Given data
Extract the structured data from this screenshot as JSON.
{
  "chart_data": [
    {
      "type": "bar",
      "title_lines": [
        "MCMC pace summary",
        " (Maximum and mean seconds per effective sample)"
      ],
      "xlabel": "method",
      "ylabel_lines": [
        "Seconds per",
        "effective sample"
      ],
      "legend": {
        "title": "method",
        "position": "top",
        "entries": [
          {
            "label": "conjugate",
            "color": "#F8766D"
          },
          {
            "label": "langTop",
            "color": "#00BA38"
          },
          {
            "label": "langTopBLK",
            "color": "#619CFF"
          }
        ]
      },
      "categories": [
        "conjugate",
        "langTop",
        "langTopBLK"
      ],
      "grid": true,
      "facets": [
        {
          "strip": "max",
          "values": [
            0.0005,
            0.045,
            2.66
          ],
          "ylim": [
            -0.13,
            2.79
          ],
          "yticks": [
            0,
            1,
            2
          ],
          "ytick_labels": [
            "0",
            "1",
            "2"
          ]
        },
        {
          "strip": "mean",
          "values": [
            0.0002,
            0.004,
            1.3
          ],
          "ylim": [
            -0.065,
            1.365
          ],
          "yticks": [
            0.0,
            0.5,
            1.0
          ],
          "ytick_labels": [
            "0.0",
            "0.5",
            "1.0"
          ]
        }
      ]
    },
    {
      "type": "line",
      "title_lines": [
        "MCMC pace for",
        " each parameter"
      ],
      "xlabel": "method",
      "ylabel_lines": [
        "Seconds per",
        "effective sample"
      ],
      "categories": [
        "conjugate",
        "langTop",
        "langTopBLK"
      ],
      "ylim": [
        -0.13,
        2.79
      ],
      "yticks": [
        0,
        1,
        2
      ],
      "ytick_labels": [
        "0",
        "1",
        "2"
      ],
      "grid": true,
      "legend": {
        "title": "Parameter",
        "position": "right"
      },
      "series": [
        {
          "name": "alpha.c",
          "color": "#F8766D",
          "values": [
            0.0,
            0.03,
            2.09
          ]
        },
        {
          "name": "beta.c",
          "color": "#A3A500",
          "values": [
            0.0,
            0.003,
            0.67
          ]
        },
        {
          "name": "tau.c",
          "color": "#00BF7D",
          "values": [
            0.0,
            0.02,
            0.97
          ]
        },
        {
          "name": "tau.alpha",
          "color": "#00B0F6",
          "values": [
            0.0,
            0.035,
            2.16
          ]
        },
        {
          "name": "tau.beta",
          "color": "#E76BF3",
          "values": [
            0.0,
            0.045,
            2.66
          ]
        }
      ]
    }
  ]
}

What to do
Set all of the entries down again, exactly as they were given.

Answer for the task
Extract the structured data from this screenshot as JSON.
{
  "chart_data": [
    {
      "type": "bar",
      "title_lines": [
        "MCMC pace summary",
        " (Maximum and mean seconds per effective sample)"
      ],
      "xlabel": "method",
      "ylabel_lines": [
        "Seconds per",
        "effective sample"
      ],
      "legend": {
        "title": "method",
        "position": "top",
        "entries": [
          {
            "label": "conjugate",
            "color": "#F8766D"
          },
          {
            "label": "langTop",
            "color": "#00BA38"
          },
          {
            "label": "langTopBLK",
            "color": "#619CFF"
          }
        ]
      },
      "categories": [
        "conjugate",
        "langTop",
        "langTopBLK"
      ],
      "grid": true,
      "facets": [
        {
          "strip": "max",
          "values": [
            0.0005,
            0.045,
            2.66
          ],
          "ylim": [
            -0.13,
            2.79
          ],
          "yticks": [
            0,
            1,
            2
          ],
          "ytick_labels": [
            "0",
            "1",
            "2"
          ]
        },
        {
          "strip": "mean",
          "values": [
            0.0002,
            0.004,
            1.3
          ],
          "ylim": [
            -0.065,
            1.365
          ],
          "yticks": [
            0.0,
            0.5,
            1.0
          ],
          "ytick_labels": [
            "0.0",
            "0.5",
            "1.0"
          ]
        }
      ]
    },
    {
      "type": "line",
      "title_lines": [
        "MCMC pace for",
        " each parameter"
      ],
      "xlabel": "method",
      "ylabel_lines": [
        "Seconds per",
        "effective sample"
      ],
      "categories": [
        "conjugate",
        "langTop",
        "langTopBLK"
      ],
      "ylim": [
        -0.13,
        2.79
      ],
      "yticks": [
        0,
        1,
        2
      ],
      "ytick_labels": [
        "0",
        "1",
        "2"
      ],
      "grid": true,
      "legend": {
        "title": "Parameter",
        "position": "right"
      },
      "series": [
        {
          "name": "alpha.c",
          "color": "#F8766D",
          "values": [
            0.0,
            0.03,
            2.09
          ]
        },
        {
          "name": "beta.c",
          "color": "#A3A500",
          "values": [
            0.0,
            0.003,
            0.67
          ]
        },
        {
          "name": "tau.c",
          "color": "#00BF7D",
          "values": [
            0.0,
            0.02,
            0.97
          ]
        },
        {
          "name": "tau.alpha",
          "color": "#00B0F6",
          "values": [
            0.0,
            0.035,
            2.16
          ]
        },
        {
          "name": "tau.beta",
          "color": "#E76BF3",
          "values": [
            0.0,
            0.045,
            2.66
          ]
        }
      ]
    }
  ]
}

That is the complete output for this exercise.